Filter for the word "questions" and keep each matching line.

(Extracted records)
=-=-=

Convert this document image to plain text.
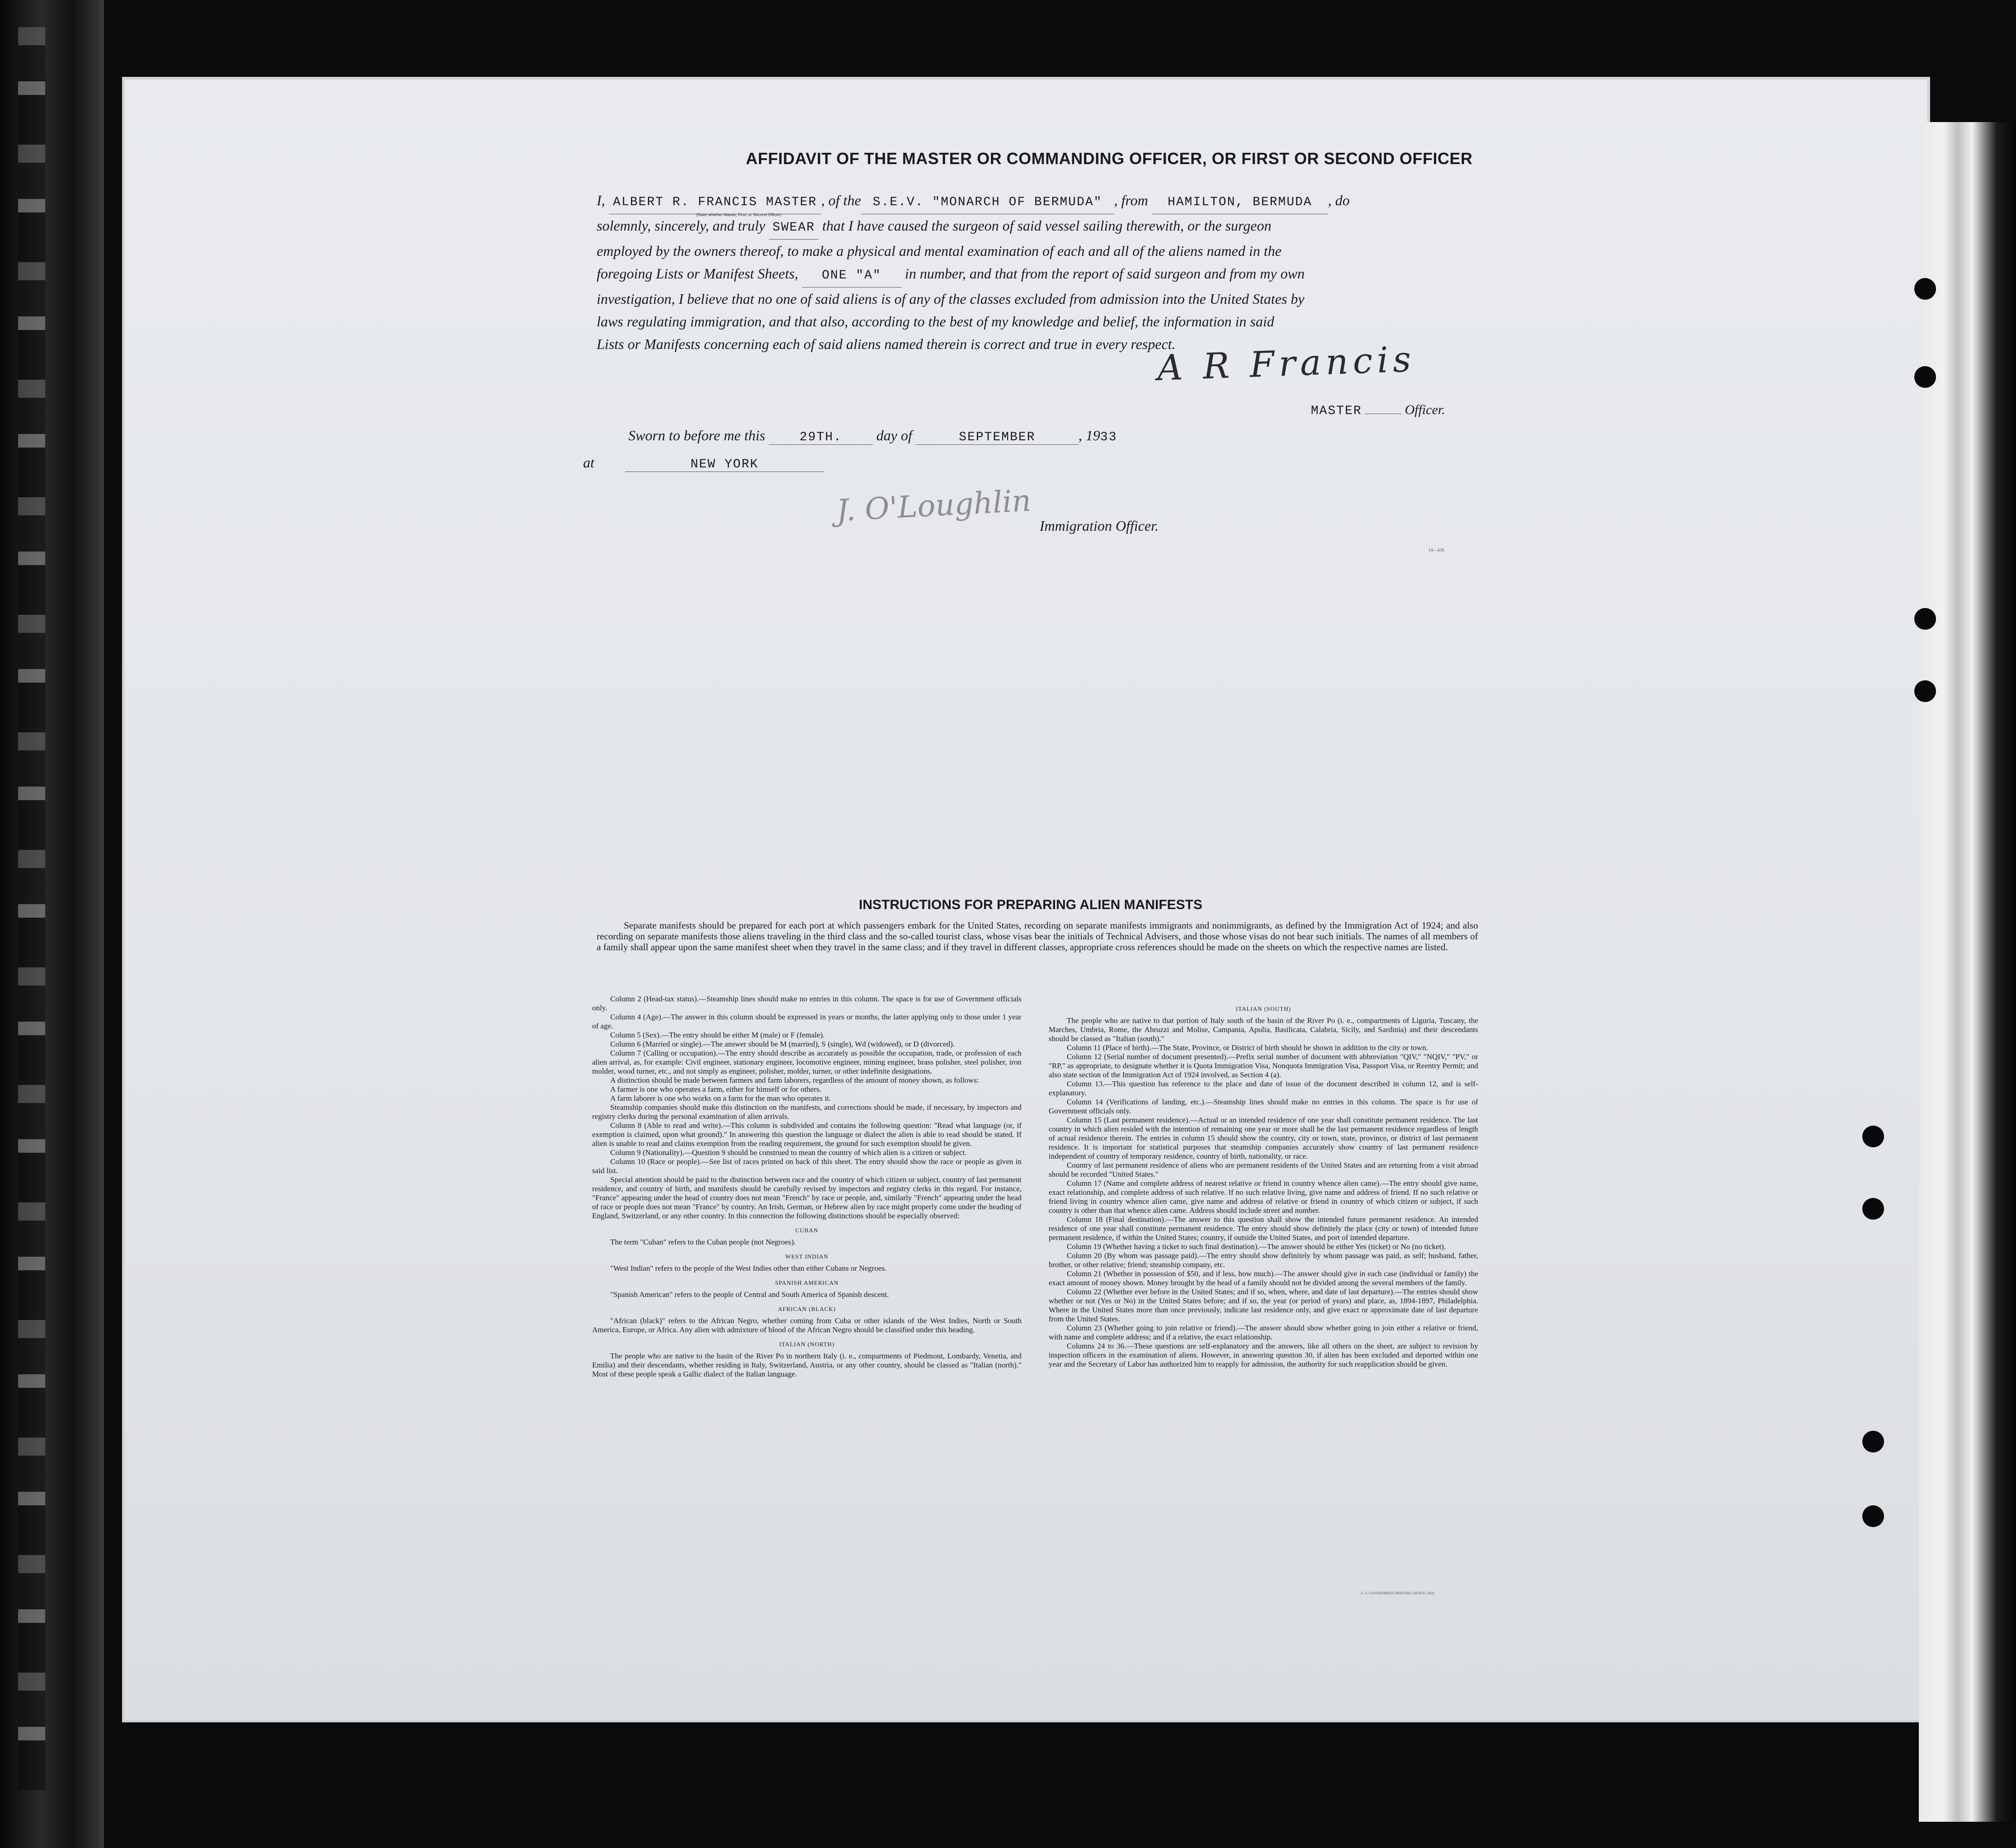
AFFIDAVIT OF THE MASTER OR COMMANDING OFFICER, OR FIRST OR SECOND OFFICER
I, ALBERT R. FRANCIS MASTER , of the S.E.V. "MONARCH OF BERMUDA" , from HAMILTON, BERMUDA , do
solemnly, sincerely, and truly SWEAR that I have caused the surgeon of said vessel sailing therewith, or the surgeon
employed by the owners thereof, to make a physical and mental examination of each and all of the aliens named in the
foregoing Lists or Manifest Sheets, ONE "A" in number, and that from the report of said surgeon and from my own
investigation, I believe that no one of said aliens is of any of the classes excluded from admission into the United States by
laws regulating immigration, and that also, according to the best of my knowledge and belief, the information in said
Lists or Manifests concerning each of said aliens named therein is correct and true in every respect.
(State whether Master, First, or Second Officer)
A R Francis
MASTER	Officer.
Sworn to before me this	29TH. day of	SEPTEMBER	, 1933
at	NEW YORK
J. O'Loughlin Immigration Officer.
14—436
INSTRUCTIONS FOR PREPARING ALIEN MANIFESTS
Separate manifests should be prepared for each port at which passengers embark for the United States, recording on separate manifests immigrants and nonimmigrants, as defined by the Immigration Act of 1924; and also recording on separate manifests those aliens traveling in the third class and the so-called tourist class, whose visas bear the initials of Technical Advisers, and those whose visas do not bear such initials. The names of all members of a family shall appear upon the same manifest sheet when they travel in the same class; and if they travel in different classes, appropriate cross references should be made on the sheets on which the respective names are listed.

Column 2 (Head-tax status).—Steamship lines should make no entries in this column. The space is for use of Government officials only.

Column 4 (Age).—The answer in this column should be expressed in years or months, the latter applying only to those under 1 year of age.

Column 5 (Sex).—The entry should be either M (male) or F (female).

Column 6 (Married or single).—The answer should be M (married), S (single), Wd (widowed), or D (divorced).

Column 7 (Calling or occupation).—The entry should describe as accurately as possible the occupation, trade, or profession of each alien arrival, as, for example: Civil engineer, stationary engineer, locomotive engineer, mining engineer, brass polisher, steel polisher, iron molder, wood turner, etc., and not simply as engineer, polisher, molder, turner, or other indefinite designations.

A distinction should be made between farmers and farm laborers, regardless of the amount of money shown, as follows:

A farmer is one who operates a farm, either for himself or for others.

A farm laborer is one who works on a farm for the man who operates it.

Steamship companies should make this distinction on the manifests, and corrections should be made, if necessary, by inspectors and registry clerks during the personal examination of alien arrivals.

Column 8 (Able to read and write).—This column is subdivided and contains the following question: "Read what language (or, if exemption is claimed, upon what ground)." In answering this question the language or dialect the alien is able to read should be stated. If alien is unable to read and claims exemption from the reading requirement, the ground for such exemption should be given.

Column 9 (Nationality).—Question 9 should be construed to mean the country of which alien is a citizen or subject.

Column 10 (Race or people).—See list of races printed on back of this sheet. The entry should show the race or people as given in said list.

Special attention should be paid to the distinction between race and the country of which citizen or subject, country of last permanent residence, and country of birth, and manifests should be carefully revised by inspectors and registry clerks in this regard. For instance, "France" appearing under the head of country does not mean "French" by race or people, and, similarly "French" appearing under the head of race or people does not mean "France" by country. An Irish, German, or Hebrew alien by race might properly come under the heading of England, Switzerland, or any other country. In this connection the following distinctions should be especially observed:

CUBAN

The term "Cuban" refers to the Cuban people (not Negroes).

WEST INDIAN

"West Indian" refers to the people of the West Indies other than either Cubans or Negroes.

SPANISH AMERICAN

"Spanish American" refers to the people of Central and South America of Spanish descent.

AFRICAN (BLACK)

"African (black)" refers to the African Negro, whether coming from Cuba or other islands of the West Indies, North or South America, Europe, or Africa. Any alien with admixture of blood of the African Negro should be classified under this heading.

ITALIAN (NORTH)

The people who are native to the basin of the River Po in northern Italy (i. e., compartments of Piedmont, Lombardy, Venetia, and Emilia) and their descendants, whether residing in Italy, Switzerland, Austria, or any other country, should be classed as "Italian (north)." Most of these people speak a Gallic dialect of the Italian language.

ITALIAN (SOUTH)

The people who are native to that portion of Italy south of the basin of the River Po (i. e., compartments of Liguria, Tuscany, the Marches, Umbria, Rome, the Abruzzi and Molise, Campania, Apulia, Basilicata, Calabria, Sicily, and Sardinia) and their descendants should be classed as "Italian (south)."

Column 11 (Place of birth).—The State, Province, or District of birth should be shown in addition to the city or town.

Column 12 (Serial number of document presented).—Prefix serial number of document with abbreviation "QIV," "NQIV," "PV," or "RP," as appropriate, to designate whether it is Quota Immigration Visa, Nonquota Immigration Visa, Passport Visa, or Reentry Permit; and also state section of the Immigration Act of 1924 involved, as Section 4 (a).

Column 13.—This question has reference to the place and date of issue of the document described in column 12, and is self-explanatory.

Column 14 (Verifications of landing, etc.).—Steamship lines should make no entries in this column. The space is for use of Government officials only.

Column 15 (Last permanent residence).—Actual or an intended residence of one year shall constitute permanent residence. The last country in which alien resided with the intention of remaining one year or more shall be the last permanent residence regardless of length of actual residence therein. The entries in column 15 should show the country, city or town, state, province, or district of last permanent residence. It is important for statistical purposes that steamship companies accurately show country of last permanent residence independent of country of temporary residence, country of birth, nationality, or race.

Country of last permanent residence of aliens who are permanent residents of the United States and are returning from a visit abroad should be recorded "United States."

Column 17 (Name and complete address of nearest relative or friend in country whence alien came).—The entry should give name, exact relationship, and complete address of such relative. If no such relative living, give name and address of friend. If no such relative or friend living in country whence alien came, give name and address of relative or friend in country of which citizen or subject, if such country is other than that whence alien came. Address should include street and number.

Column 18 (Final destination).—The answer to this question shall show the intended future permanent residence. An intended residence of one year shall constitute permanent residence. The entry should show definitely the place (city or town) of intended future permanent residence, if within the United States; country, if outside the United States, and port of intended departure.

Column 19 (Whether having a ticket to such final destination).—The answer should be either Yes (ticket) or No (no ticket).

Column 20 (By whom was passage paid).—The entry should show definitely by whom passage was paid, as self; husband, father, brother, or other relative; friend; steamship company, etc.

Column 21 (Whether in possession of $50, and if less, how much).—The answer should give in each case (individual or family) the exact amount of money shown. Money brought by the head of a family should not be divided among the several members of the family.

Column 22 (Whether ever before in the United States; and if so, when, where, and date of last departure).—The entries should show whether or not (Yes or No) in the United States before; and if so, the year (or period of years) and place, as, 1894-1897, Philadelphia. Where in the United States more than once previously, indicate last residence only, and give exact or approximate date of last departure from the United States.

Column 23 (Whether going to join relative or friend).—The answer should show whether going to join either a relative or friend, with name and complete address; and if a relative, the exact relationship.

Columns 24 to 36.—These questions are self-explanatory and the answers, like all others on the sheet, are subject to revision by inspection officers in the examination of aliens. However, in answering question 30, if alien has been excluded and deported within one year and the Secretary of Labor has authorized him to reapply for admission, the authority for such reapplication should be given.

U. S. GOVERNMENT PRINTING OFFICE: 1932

=-=-=

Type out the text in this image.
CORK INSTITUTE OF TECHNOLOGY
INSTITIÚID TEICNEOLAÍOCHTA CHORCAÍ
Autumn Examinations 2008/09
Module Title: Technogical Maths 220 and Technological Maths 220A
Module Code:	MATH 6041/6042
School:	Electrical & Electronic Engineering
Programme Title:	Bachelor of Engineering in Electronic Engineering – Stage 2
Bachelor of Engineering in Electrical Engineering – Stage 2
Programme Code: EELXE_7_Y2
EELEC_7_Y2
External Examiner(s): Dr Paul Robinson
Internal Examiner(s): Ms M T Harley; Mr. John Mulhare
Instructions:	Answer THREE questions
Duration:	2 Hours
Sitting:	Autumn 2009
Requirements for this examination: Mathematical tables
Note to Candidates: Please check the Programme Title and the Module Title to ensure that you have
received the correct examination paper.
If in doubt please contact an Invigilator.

=-=-=

◆ **Output**:
Columns 24 to 36.—These questions are self-explanatory and the answers, like all others on the sheet, are subject to revision by inspection officers in the examination of aliens. However, in answering question 30, if alien has been excluded and deported within one year and the Secretary of Labor has authorized him to reapply for admission, the authority for such reapplication should be given.
Instructions:	Answer THREE questions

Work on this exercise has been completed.